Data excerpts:
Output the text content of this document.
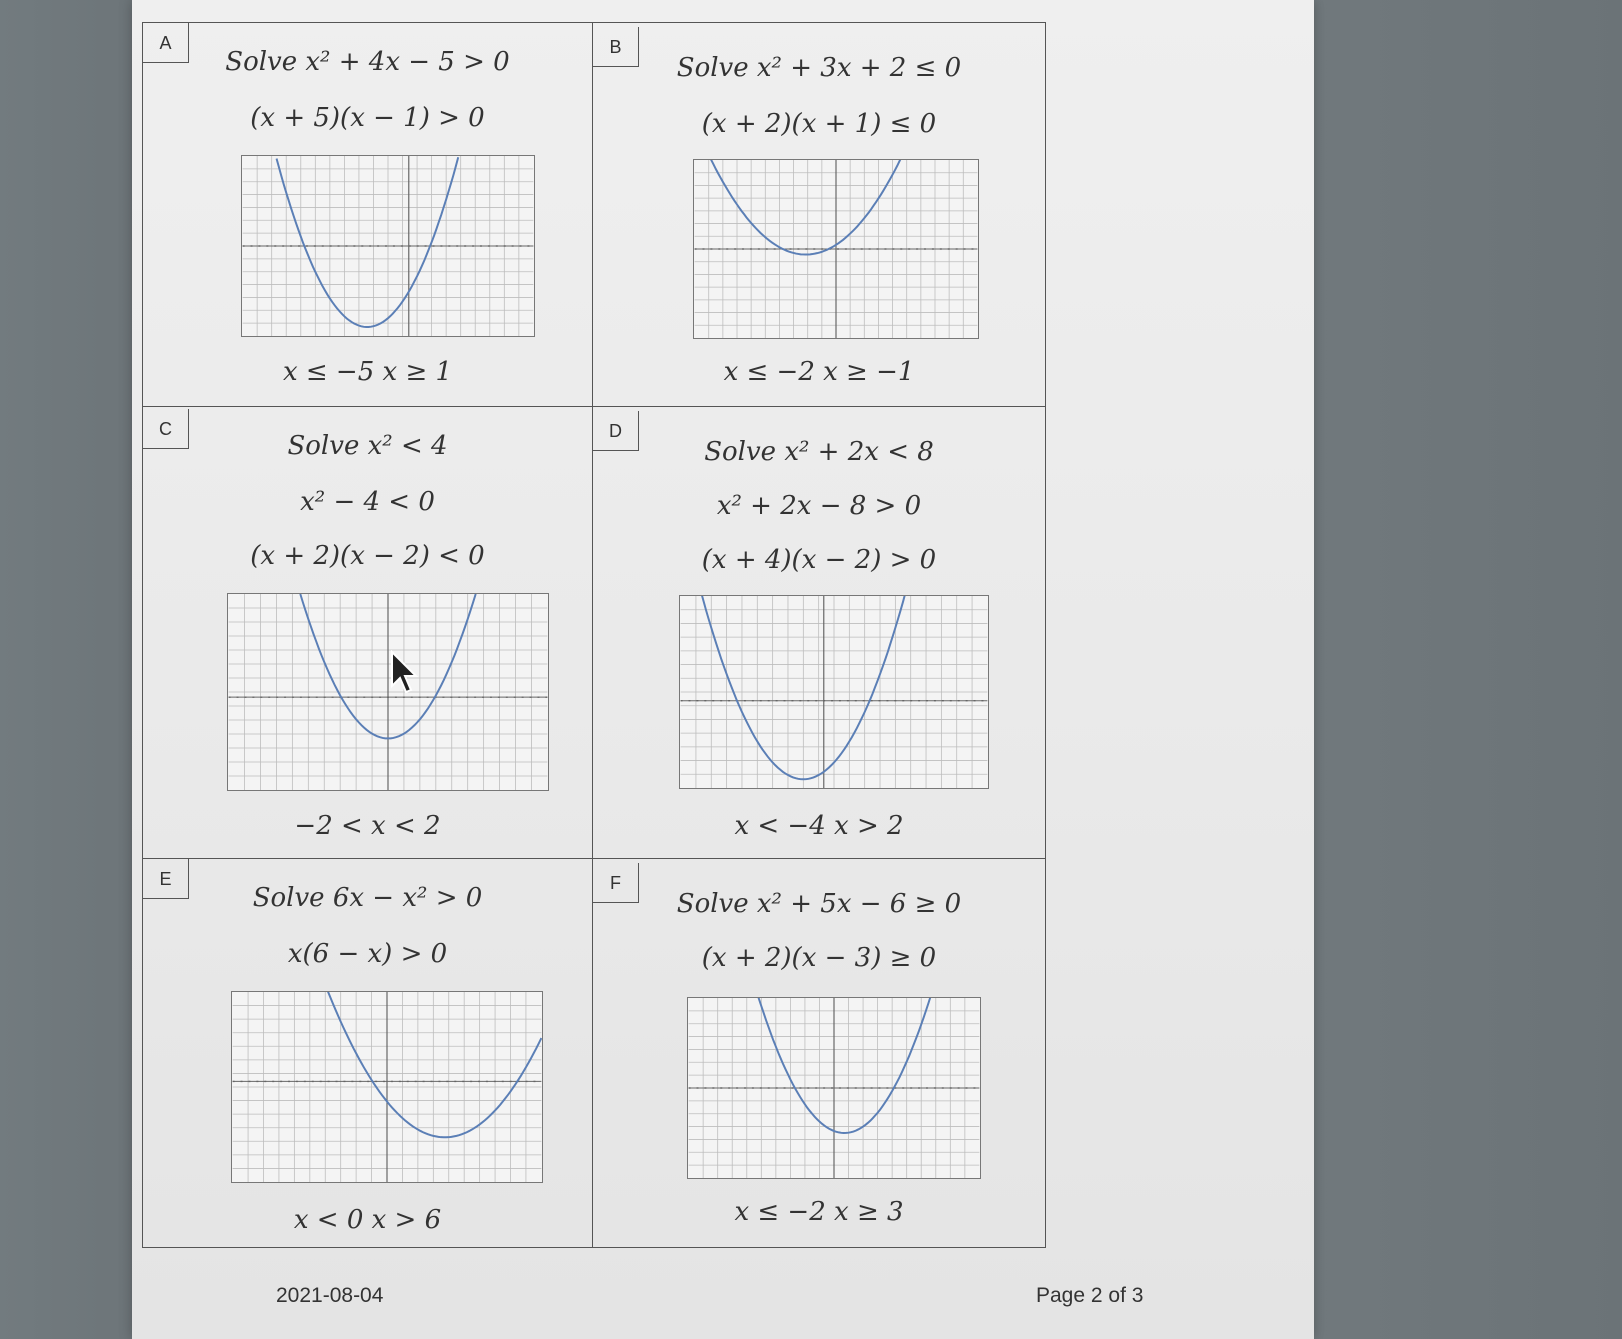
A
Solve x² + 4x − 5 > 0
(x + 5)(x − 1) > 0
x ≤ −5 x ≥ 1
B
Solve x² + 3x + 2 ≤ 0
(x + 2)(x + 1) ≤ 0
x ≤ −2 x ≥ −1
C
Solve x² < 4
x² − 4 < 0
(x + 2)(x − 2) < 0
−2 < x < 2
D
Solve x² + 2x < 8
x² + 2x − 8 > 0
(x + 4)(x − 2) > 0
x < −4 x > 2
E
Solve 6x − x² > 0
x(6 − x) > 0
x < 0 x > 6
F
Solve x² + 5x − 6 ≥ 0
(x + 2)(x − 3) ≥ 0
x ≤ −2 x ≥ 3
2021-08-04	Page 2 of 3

==

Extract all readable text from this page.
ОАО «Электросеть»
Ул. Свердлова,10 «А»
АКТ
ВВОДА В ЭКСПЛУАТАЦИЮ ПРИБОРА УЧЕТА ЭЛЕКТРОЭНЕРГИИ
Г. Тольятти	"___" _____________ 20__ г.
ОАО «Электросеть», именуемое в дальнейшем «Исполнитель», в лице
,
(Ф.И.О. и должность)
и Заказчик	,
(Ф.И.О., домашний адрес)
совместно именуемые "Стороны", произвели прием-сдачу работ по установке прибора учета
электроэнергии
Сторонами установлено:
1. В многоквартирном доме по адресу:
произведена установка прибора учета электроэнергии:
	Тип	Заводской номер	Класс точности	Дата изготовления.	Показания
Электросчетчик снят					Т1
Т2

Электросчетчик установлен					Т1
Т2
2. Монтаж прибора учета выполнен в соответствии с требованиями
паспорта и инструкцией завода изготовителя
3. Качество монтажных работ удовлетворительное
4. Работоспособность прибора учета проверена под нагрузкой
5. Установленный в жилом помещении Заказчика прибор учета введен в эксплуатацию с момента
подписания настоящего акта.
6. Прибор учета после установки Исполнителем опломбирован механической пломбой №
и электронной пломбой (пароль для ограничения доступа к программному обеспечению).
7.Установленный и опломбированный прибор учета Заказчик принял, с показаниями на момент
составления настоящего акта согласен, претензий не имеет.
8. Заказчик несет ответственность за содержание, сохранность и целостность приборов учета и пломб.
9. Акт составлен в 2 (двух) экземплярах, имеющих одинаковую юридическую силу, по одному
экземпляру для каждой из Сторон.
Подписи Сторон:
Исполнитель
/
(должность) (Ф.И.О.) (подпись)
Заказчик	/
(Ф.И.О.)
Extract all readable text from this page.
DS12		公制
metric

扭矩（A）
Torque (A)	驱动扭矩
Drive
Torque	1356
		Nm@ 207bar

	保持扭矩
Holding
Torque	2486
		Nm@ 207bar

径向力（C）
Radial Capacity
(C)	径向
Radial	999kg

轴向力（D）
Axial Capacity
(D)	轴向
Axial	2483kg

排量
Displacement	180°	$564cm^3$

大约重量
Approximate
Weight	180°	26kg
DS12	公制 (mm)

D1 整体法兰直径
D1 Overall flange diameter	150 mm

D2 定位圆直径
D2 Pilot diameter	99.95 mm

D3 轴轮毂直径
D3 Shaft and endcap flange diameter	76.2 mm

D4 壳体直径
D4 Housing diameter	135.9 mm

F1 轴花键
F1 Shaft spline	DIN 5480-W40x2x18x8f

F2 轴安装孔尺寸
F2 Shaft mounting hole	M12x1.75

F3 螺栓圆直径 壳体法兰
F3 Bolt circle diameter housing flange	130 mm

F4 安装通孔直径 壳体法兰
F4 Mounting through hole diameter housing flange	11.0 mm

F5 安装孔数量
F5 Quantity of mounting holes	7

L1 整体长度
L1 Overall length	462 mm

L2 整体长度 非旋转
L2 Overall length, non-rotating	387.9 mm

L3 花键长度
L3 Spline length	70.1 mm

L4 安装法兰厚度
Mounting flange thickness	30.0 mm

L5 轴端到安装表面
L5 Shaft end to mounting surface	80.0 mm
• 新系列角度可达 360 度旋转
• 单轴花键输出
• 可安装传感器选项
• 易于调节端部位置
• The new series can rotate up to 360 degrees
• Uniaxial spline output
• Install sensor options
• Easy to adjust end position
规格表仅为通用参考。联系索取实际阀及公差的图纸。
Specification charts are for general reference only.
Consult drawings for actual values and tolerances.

---

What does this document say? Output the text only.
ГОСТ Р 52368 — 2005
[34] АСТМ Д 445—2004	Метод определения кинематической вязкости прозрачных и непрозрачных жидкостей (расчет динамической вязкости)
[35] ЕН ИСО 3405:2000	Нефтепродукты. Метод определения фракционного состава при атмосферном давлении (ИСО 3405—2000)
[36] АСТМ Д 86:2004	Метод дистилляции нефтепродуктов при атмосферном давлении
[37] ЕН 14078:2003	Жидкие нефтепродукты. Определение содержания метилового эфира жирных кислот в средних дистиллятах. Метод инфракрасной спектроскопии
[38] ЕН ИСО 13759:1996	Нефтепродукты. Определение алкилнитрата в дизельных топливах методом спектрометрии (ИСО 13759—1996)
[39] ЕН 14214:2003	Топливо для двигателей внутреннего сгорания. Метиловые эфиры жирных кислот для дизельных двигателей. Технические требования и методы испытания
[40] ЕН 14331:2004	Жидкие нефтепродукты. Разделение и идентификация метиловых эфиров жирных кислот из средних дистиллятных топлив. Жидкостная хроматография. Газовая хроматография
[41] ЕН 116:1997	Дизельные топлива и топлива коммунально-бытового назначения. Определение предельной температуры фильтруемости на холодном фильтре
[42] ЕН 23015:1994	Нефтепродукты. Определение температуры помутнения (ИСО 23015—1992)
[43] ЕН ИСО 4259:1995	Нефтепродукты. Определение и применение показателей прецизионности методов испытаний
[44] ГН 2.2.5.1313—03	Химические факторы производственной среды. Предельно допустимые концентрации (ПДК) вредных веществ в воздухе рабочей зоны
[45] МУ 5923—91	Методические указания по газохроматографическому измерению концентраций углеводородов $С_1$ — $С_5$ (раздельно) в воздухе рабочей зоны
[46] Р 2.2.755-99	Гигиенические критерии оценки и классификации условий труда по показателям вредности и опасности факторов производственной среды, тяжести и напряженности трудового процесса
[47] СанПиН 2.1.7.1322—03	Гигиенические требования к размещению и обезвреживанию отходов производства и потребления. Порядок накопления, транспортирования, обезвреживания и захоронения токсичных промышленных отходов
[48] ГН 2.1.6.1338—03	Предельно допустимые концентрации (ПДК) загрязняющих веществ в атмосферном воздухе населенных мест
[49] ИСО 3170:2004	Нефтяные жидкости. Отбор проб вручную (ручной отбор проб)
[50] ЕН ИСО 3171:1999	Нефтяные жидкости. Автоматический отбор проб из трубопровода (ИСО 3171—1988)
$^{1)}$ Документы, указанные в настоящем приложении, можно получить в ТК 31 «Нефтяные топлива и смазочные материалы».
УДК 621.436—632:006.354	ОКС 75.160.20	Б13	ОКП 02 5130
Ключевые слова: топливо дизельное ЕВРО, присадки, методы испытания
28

AIM OF THE TASK: Copy out the lines that hold "Электросчетчик".

TASK OUTPUT:
Электросчетчик снят					Т1
Электросчетчик установлен					Т1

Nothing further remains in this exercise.